=== Data entries ===
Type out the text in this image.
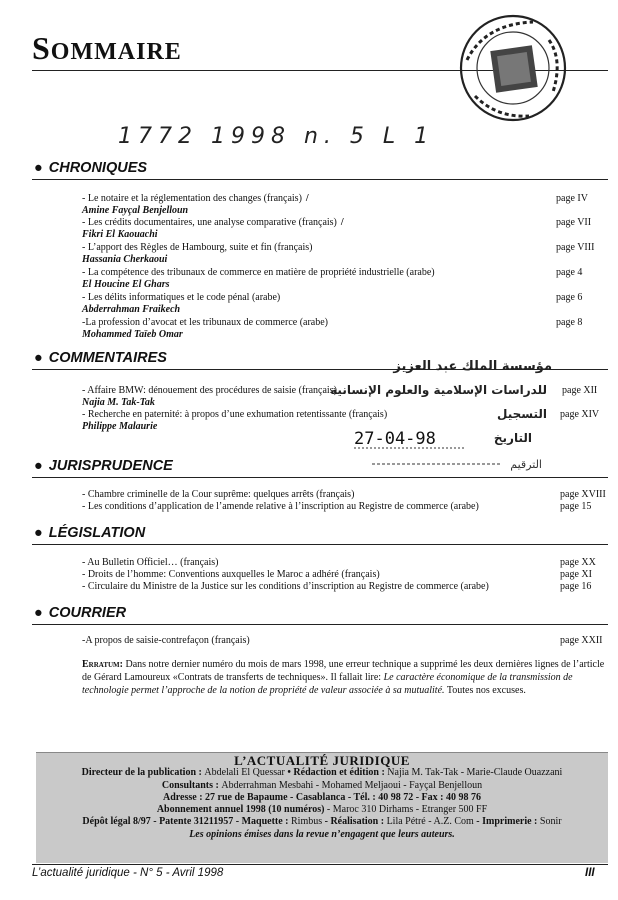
SOMMAIRE
1772 1998 n. 5 L 1
● CHRONIQUES
- Le notaire et la réglementation des changes (français) /	page IV
Amine Fayçal Benjelloun
- Les crédits documentaires, une analyse comparative (français) /	page VII
Fikri El Kaouachi
- L’apport des Règles de Hambourg, suite et fin (français)	page VIII
Hassania Cherkaoui
- La compétence des tribunaux de commerce en matière de propriété industrielle (arabe)	page 4
El Houcine El Ghars
- Les délits informatiques et le code pénal (arabe)	page 6
Abderrahman Fraikech
-La profession d’avocat et les tribunaux de commerce (arabe)	page 8
Mohammed Taïeb Omar
● COMMENTAIRES
- Affaire BMW: dénouement des procédures de saisie (français)	page XII
Najia M. Tak-Tak
- Recherche en paternité: à propos d’une exhumation retentissante (français)	page XIV
Philippe Malaurie
مؤسسة الملك عبد العزيز
للدراسات الإسلامية والعلوم الإنسانية
التسجيل
التاريخ
27-04-98
الترقيم
● JURISPRUDENCE
- Chambre criminelle de la Cour suprême: quelques arrêts (français)	page XVIII
- Les conditions d’application de l’amende relative à l’inscription au Registre de commerce (arabe)	page 15
● LÉGISLATION
- Au Bulletin Officiel… (français)	page XX
- Droits de l’homme: Conventions auxquelles le Maroc a adhéré (français)	page XI
- Circulaire du Ministre de la Justice sur les conditions d’inscription au Registre de commerce (arabe)	page 16
● COURRIER
-A propos de saisie-contrefaçon (français)	page XXII
Erratum: Dans notre dernier numéro du mois de mars 1998, une erreur technique a supprimé les deux dernières lignes de l’article de Gérard Lamoureux «Contrats de transferts de techniques». Il fallait lire: Le caractère économique de la transmission de technologie permet l’approche de la notion de propriété de valeur associée à sa mutualité. Toutes nos excuses.
L’ACTUALITÉ JURIDIQUE
Directeur de la publication : Abdelali El Quessar • Rédaction et édition : Najia M. Tak-Tak - Marie-Claude Ouazzani
Consultants : Abderrahman Mesbahi - Mohamed Meljaoui - Fayçal Benjelloun
Adresse : 27 rue de Bapaume - Casablanca - Tél. : 40 98 72 - Fax : 40 98 76
Abonnement annuel 1998 (10 numéros) - Maroc 310 Dirhams - Etranger 500 FF
Dépôt légal 8/97 - Patente 31211957 - Maquette : Rimbus - Réalisation : Lila Pétré - A.Z. Com - Imprimerie : Sonir
Les opinions émises dans la revue n’engagent que leurs auteurs.
L’actualité juridique - N° 5 - Avril 1998	III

=== Exercise requirements ===
Output every entry exactly as given; pictures are not part of the copy.

=== Task response ===
Type out the text in this image.
SOMMAIRE
1772 1998 n. 5 L 1
● CHRONIQUES
- Le notaire et la réglementation des changes (français) /	page IV
Amine Fayçal Benjelloun
- Les crédits documentaires, une analyse comparative (français) /	page VII
Fikri El Kaouachi
- L’apport des Règles de Hambourg, suite et fin (français)	page VIII
Hassania Cherkaoui
- La compétence des tribunaux de commerce en matière de propriété industrielle (arabe)	page 4
El Houcine El Ghars
- Les délits informatiques et le code pénal (arabe)	page 6
Abderrahman Fraikech
-La profession d’avocat et les tribunaux de commerce (arabe)	page 8
Mohammed Taïeb Omar
● COMMENTAIRES
- Affaire BMW: dénouement des procédures de saisie (français)	page XII
Najia M. Tak-Tak
- Recherche en paternité: à propos d’une exhumation retentissante (français)	page XIV
Philippe Malaurie
مؤسسة الملك عبد العزيز
للدراسات الإسلامية والعلوم الإنسانية
التسجيل
التاريخ
27-04-98
الترقيم
● JURISPRUDENCE
- Chambre criminelle de la Cour suprême: quelques arrêts (français)	page XVIII
- Les conditions d’application de l’amende relative à l’inscription au Registre de commerce (arabe)	page 15
● LÉGISLATION
- Au Bulletin Officiel… (français)	page XX
- Droits de l’homme: Conventions auxquelles le Maroc a adhéré (français)	page XI
- Circulaire du Ministre de la Justice sur les conditions d’inscription au Registre de commerce (arabe)	page 16
● COURRIER
-A propos de saisie-contrefaçon (français)	page XXII
Erratum: Dans notre dernier numéro du mois de mars 1998, une erreur technique a supprimé les deux dernières lignes de l’article de Gérard Lamoureux «Contrats de transferts de techniques». Il fallait lire: Le caractère économique de la transmission de technologie permet l’approche de la notion de propriété de valeur associée à sa mutualité. Toutes nos excuses.
L’ACTUALITÉ JURIDIQUE
Directeur de la publication : Abdelali El Quessar • Rédaction et édition : Najia M. Tak-Tak - Marie-Claude Ouazzani
Consultants : Abderrahman Mesbahi - Mohamed Meljaoui - Fayçal Benjelloun
Adresse : 27 rue de Bapaume - Casablanca - Tél. : 40 98 72 - Fax : 40 98 76
Abonnement annuel 1998 (10 numéros) - Maroc 310 Dirhams - Etranger 500 FF
Dépôt légal 8/97 - Patente 31211957 - Maquette : Rimbus - Réalisation : Lila Pétré - A.Z. Com - Imprimerie : Sonir
Les opinions émises dans la revue n’engagent que leurs auteurs.
L’actualité juridique - N° 5 - Avril 1998	III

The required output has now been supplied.